MATERIAL PROVIDED |
== == ==
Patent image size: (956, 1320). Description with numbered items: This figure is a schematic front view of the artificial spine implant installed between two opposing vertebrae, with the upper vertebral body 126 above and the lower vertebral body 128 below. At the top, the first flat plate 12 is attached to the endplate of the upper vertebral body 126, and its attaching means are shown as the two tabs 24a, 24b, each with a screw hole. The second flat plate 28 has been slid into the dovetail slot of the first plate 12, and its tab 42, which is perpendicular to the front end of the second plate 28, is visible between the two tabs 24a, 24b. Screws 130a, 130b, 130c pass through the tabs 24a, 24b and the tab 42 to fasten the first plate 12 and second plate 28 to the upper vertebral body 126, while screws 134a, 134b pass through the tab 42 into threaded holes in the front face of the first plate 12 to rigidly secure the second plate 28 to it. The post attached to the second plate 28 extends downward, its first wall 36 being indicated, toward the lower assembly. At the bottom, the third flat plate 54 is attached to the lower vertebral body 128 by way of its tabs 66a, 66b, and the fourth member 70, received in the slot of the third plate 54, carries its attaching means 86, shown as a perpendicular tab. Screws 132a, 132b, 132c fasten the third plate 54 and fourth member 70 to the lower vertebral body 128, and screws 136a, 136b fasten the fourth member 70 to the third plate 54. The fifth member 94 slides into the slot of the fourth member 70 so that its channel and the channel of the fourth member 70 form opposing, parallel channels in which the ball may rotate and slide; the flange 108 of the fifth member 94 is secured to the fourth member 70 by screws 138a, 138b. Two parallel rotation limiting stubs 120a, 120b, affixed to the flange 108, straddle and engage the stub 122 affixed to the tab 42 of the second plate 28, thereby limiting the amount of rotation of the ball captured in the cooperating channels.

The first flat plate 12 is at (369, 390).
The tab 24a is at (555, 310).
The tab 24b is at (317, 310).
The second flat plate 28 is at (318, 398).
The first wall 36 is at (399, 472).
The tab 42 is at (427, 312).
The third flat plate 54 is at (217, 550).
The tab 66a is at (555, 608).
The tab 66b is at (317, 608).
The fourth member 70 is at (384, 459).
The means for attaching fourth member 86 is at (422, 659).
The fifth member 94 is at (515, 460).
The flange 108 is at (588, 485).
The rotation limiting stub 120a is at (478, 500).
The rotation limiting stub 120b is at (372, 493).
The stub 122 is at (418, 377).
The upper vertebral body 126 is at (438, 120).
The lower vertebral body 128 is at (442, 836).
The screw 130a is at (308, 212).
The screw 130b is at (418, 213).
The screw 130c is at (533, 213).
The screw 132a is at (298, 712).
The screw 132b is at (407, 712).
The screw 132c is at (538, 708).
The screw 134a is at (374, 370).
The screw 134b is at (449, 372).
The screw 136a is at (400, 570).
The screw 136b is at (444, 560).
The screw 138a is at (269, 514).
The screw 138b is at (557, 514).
== == ==
TASK DESCRIPTION | Can you write out the listing above again, every line unchanged?

SOLUTION TO THE EXERCISE |
Patent image size: (956, 1320). Description with numbered items: This figure is a schematic front view of the artificial spine implant installed between two opposing vertebrae, with the upper vertebral body 126 above and the lower vertebral body 128 below. At the top, the first flat plate 12 is attached to the endplate of the upper vertebral body 126, and its attaching means are shown as the two tabs 24a, 24b, each with a screw hole. The second flat plate 28 has been slid into the dovetail slot of the first plate 12, and its tab 42, which is perpendicular to the front end of the second plate 28, is visible between the two tabs 24a, 24b. Screws 130a, 130b, 130c pass through the tabs 24a, 24b and the tab 42 to fasten the first plate 12 and second plate 28 to the upper vertebral body 126, while screws 134a, 134b pass through the tab 42 into threaded holes in the front face of the first plate 12 to rigidly secure the second plate 28 to it. The post attached to the second plate 28 extends downward, its first wall 36 being indicated, toward the lower assembly. At the bottom, the third flat plate 54 is attached to the lower vertebral body 128 by way of its tabs 66a, 66b, and the fourth member 70, received in the slot of the third plate 54, carries its attaching means 86, shown as a perpendicular tab. Screws 132a, 132b, 132c fasten the third plate 54 and fourth member 70 to the lower vertebral body 128, and screws 136a, 136b fasten the fourth member 70 to the third plate 54. The fifth member 94 slides into the slot of the fourth member 70 so that its channel and the channel of the fourth member 70 form opposing, parallel channels in which the ball may rotate and slide; the flange 108 of the fifth member 94 is secured to the fourth member 70 by screws 138a, 138b. Two parallel rotation limiting stubs 120a, 120b, affixed to the flange 108, straddle and engage the stub 122 affixed to the tab 42 of the second plate 28, thereby limiting the amount of rotation of the ball captured in the cooperating channels.

The first flat plate 12 is at (369, 390).
The tab 24a is at (555, 310).
The tab 24b is at (317, 310).
The second flat plate 28 is at (318, 398).
The first wall 36 is at (399, 472).
The tab 42 is at (427, 312).
The third flat plate 54 is at (217, 550).
The tab 66a is at (555, 608).
The tab 66b is at (317, 608).
The fourth member 70 is at (384, 459).
The means for attaching fourth member 86 is at (422, 659).
The fifth member 94 is at (515, 460).
The flange 108 is at (588, 485).
The rotation limiting stub 120a is at (478, 500).
The rotation limiting stub 120b is at (372, 493).
The stub 122 is at (418, 377).
The upper vertebral body 126 is at (438, 120).
The lower vertebral body 128 is at (442, 836).
The screw 130a is at (308, 212).
The screw 130b is at (418, 213).
The screw 130c is at (533, 213).
The screw 132a is at (298, 712).
The screw 132b is at (407, 712).
The screw 132c is at (538, 708).
The screw 134a is at (374, 370).
The screw 134b is at (449, 372).
The screw 136a is at (400, 570).
The screw 136b is at (444, 560).
The screw 138a is at (269, 514).
The screw 138b is at (557, 514).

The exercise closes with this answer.